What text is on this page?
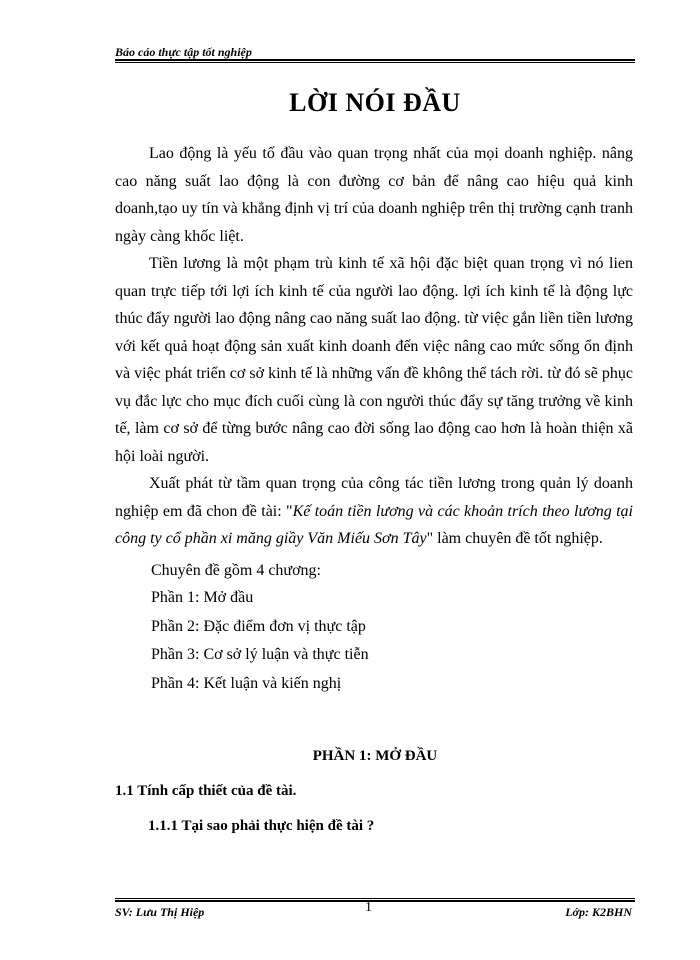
Báo cáo thực tập tốt nghiệp
LỜI NÓI ĐẦU

Lao động là yếu tố đầu vào quan trọng nhất của mọi doanh nghiệp. nâng cao năng suất lao động là con đường cơ bản để nâng cao hiệu quả kinh doanh,tạo uy tín và khẳng định vị trí của doanh nghiệp trên thị trường cạnh tranh ngày càng khốc liệt.

Tiền lương là một phạm trù kinh tế xã hội đặc biệt quan trọng vì nó lien quan trực tiếp tới lợi ích kinh tế của người lao động. lợi ích kinh tế là động lực thúc đẩy người lao động nâng cao năng suất lao động. từ việc gắn liền tiền lương với kết quả hoạt động sản xuất kinh doanh đến việc nâng cao mức sống ổn định và việc phát triển cơ sở kinh tế là những vấn đề không thể tách rời. từ đó sẽ phục vụ đắc lực cho mục đích cuối cùng là con người thúc đẩy sự tăng trưởng về kinh tế, làm cơ sở để từng bước nâng cao đời sống lao động cao hơn là hoàn thiện xã hội loài người.

Xuất phát từ tầm quan trọng của công tác tiền lương trong quản lý doanh nghiệp em đã chon đề tài: "Kế toán tiền lương và các khoản trích theo lương tại công ty cổ phần xi măng giầy Văn Miếu Sơn Tây" làm chuyên đề tốt nghiệp.

Chuyên đề gồm 4 chương:

Phần 1: Mở đầu
Phần 2: Đặc điểm đơn vị thực tập
Phần 3: Cơ sở lý luận và thực tiễn
Phần 4: Kết luận và kiến nghị
PHẦN 1: MỞ ĐẦU
1.1 Tính cấp thiết của đề tài.
1.1.1 Tại sao phải thực hiện đề tài ?
SV: Lưu Thị Hiệp	1	Lớp: K2BHN
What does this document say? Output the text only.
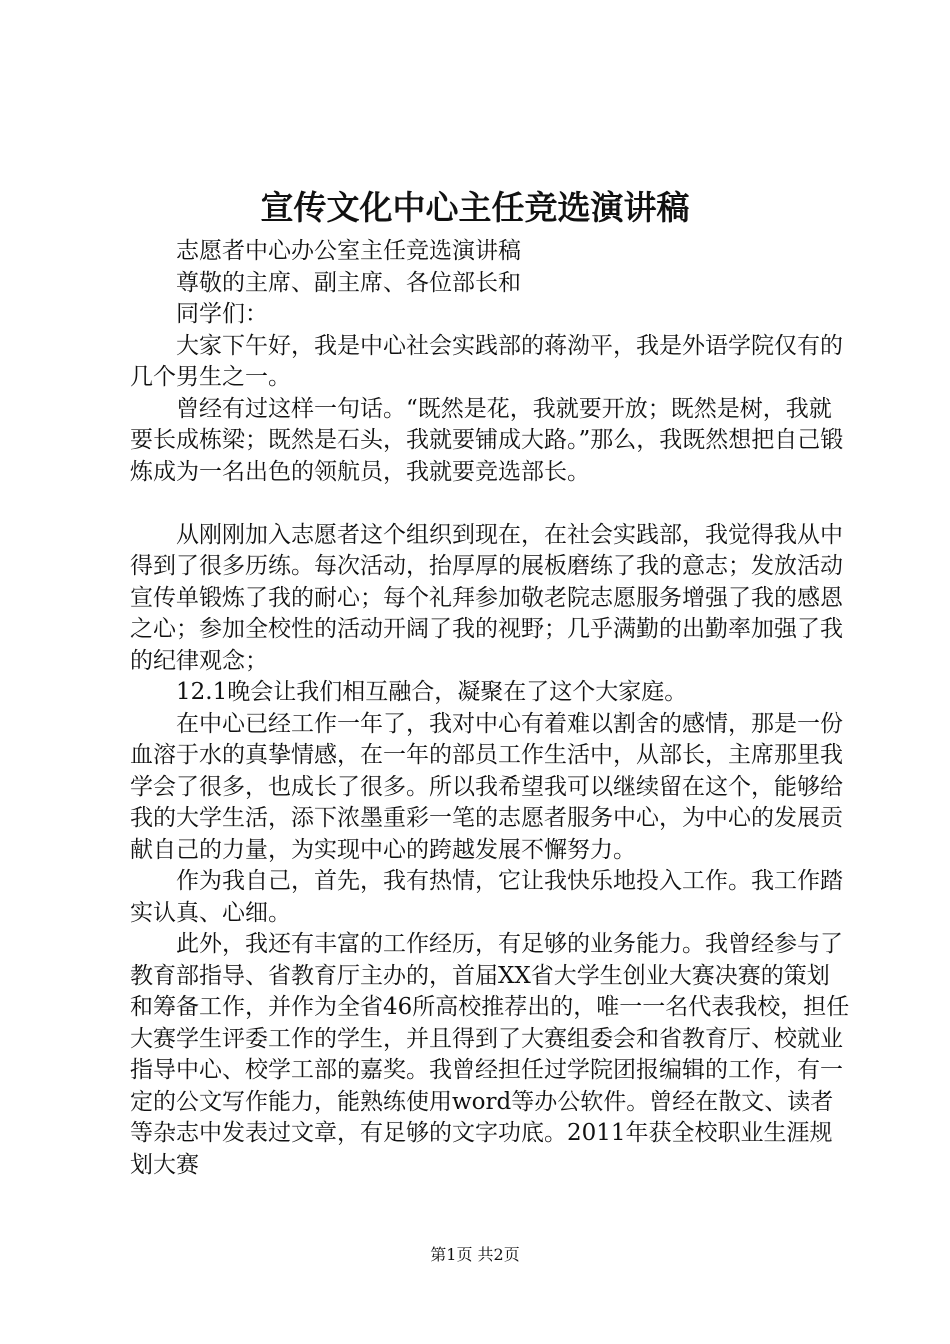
宣传文化中心主任竞选演讲稿

志愿者中心办公室主任竞选演讲稿

尊敬的主席、副主席、各位部长和

同学们：

大家下午好，我是中心社会实践部的蒋泑平，我是外语学院仅有的几个男生之一。

曾经有过这样一句话。“既然是花，我就要开放；既然是树，我就要长成栋梁；既然是石头，我就要铺成大路。”那么，我既然想把自己锻炼成为一名出色的领航员，我就要竞选部长。

从刚刚加入志愿者这个组织到现在，在社会实践部，我觉得我从中得到了很多历练。每次活动，抬厚厚的展板磨练了我的意志；发放活动宣传单锻炼了我的耐心；每个礼拜参加敬老院志愿服务增强了我的感恩之心；参加全校性的活动开阔了我的视野；几乎满勤的出勤率加强了我的纪律观念；

12.1晚会让我们相互融合，凝聚在了这个大家庭。

在中心已经工作一年了，我对中心有着难以割舍的感情，那是一份血溶于水的真挚情感，在一年的部员工作生活中，从部长，主席那里我学会了很多，也成长了很多。所以我希望我可以继续留在这个，能够给我的大学生活，添下浓墨重彩一笔的志愿者服务中心，为中心的发展贡献自己的力量，为实现中心的跨越发展不懈努力。

作为我自己，首先，我有热情，它让我快乐地投入工作。我工作踏实认真、心细。

此外，我还有丰富的工作经历，有足够的业务能力。我曾经参与了教育部指导、省教育厅主办的，首届XX省大学生创业大赛决赛的策划和筹备工作，并作为全省46所高校推荐出的，唯一一名代表我校，担任大赛学生评委工作的学生，并且得到了大赛组委会和省教育厅、校就业指导中心、校学工部的嘉奖。我曾经担任过学院团报编辑的工作，有一定的公文写作能力，能熟练使用word等办公软件。曾经在散文、读者等杂志中发表过文章，有足够的文字功底。2011年获全校职业生涯规划大赛

第1页 共2页
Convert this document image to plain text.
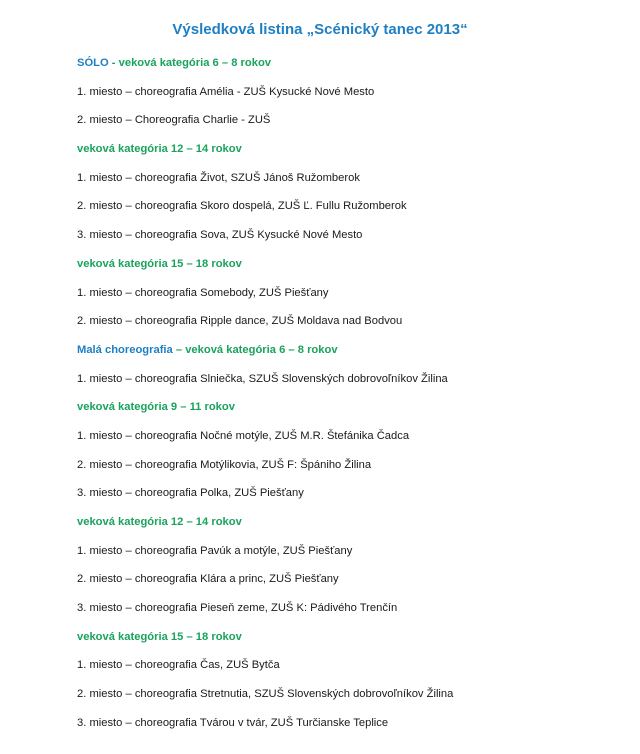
Výsledková listina „Scénický tanec 2013“
SÓLO - veková kategória 6 – 8 rokov
1. miesto – choreografia Amélia - ZUŠ Kysucké Nové Mesto
2. miesto – Choreografia Charlie - ZUŠ
veková kategória 12 – 14 rokov
1. miesto – choreografia Život, SZUŠ Jánoš Ružomberok
2. miesto – choreografia Skoro dospelá, ZUŠ Ľ. Fullu Ružomberok
3. miesto – choreografia Sova, ZUŠ Kysucké Nové Mesto
veková kategória 15 – 18 rokov
1. miesto – choreografia Somebody, ZUŠ Piešťany
2. miesto – choreografia Ripple dance, ZUŠ Moldava nad Bodvou
Malá choreografia – veková kategória 6 – 8 rokov
1. miesto – choreografia Slniečka, SZUŠ Slovenských dobrovoľníkov Žilina
veková kategória 9 – 11 rokov
1. miesto – choreografia Nočné motýle, ZUŠ M.R. Štefánika Čadca
2. miesto – choreografia Motýlikovia, ZUŠ F: Špániho Žilina
3. miesto – choreografia Polka, ZUŠ Piešťany
veková kategória 12 – 14 rokov
1. miesto – choreografia Pavúk a motýle, ZUŠ Piešťany
2. miesto – choreografia Klára a princ, ZUŠ Piešťany
3. miesto – choreografia Pieseň zeme, ZUŠ K: Pádivého Trenčín
veková kategória 15 – 18 rokov
1. miesto – choreografia Čas, ZUŠ Bytča
2. miesto – choreografia Stretnutia, SZUŠ Slovenských dobrovoľníkov Žilina
3. miesto – choreografia Tvárou v tvár, ZUŠ Turčianske Teplice
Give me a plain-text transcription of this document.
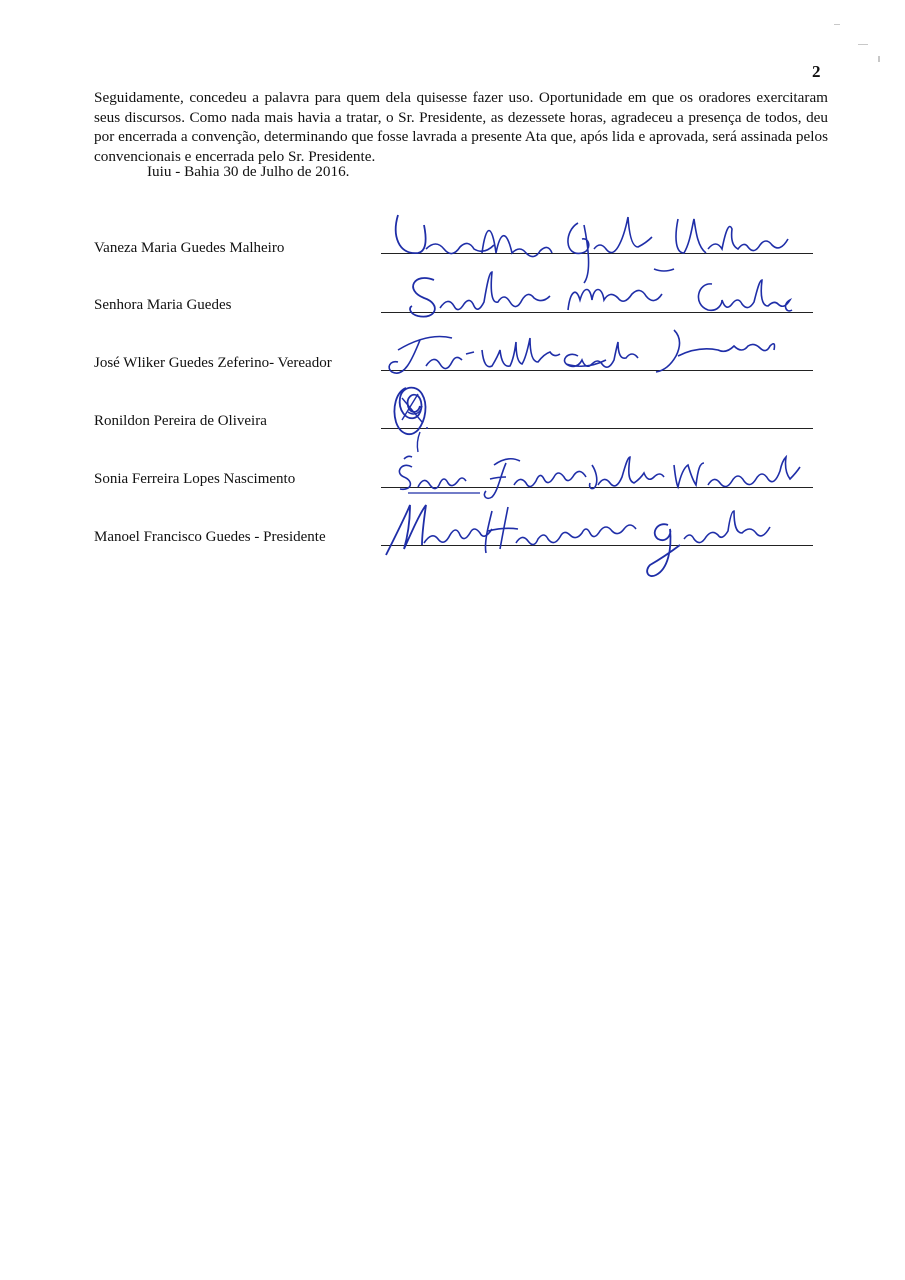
2

Seguidamente, concedeu a palavra para quem dela quisesse fazer uso. Oportunidade em que os oradores exercitaram seus discursos. Como nada mais havia a tratar, o Sr. Presidente, as dezessete horas, agradeceu a presença de todos, deu por encerrada a convenção, determinando que fosse lavrada a presente Ata que, após lida e aprovada, será assinada pelos convencionais e encerrada pelo Sr. Presidente.

Iuiu - Bahia 30 de Julho de 2016.

Vaneza Maria Guedes Malheiro
Senhora Maria Guedes
José Wliker Guedes Zeferino- Vereador
Ronildon Pereira de Oliveira
Sonia Ferreira Lopes Nascimento
Manoel Francisco Guedes - Presidente
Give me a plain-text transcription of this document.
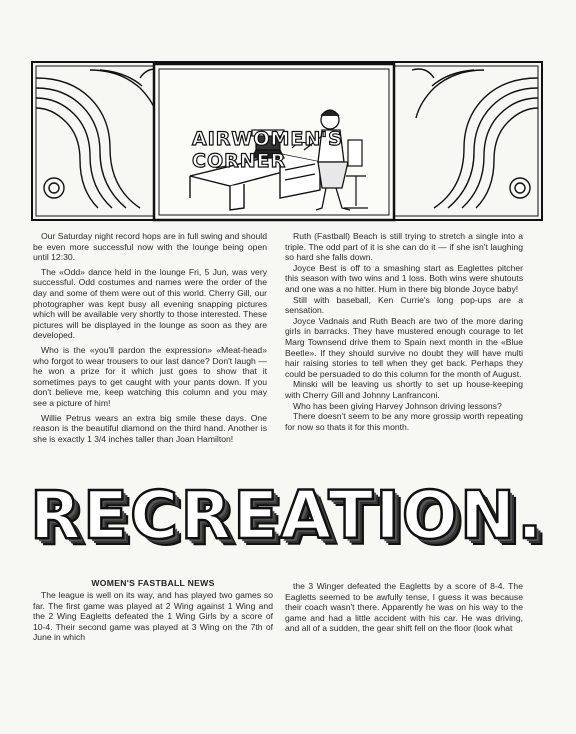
AIRWOMEN'S
CORNER

Our Saturday night record hops are in full swing and should be even more successful now with the lounge being open until 12:30.

The «Odd» dance held in the lounge Fri, 5 Jun, was very successful. Odd costumes and names were the order of the day and some of them were out of this world. Cherry Gill, our photographer was kept busy all evening snapping pictures which will be available very shortly to those interested. These pictures will be displayed in the lounge as soon as they are developed.

Who is the «you'll pardon the expression» «Meat-head» who forgot to wear trousers to our last dance? Don't laugh — he won a prize for it which just goes to show that it sometimes pays to get caught with your pants down. If you don't believe me, keep watching this column and you may see a picture of him!

Willie Petrus wears an extra big smile these days. One reason is the beautiful diamond on the third hand. Another is she is exactly 1 3/4 inches taller than Joan Hamilton!

Ruth (Fastball) Beach is still trying to stretch a single into a triple. The odd part of it is she can do it — if she isn't laughing so hard she falls down.

Joyce Best is off to a smashing start as Eaglettes pitcher this season with two wins and 1 loss. Both wins were shutouts and one was a no hitter. Hum in there big blonde Joyce baby!

Still with baseball, Ken Currie's long pop-ups are a sensation.

Joyce Vadnais and Ruth Beach are two of the more daring girls in barracks. They have mustered enough courage to let Marg Townsend drive them to Spain next month in the «Blue Beetle». If they should survive no doubt they will have multi hair raising stories to tell when they get back. Perhaps they could be persuaded to do this column for the month of August.

Minski will be leaving us shortly to set up house-keeping with Cherry Gill and Johnny Lanfranconi.

Who has been giving Harvey Johnson driving lessons?

There doesn't seem to be any more grossip worth repeating for now so thats it for this month.

RECREATION.
WOMEN'S FASTBALL NEWS

The league is well on its way, and has played two games so far. The first game was played at 2 Wing against 1 Wing and the 2 Wing Eagletts defeated the 1 Wing Girls by a score of 10-4. Their second game was played at 3 Wing on the 7th of June in which

the 3 Winger defeated the Eagletts by a score of 8-4. The Eagletts seemed to be awfully tense, I guess it was because their coach wasn't there. Apparently he was on his way to the game and had a little accident with his car. He was driving, and all of a sudden, the gear shift fell on the floor (look what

┄┄┄┄┄┄┄┄┄┄

Requirements >>
Tally the lines holding the string "Piešťany" and give only the count.

Answer to the problem >>
4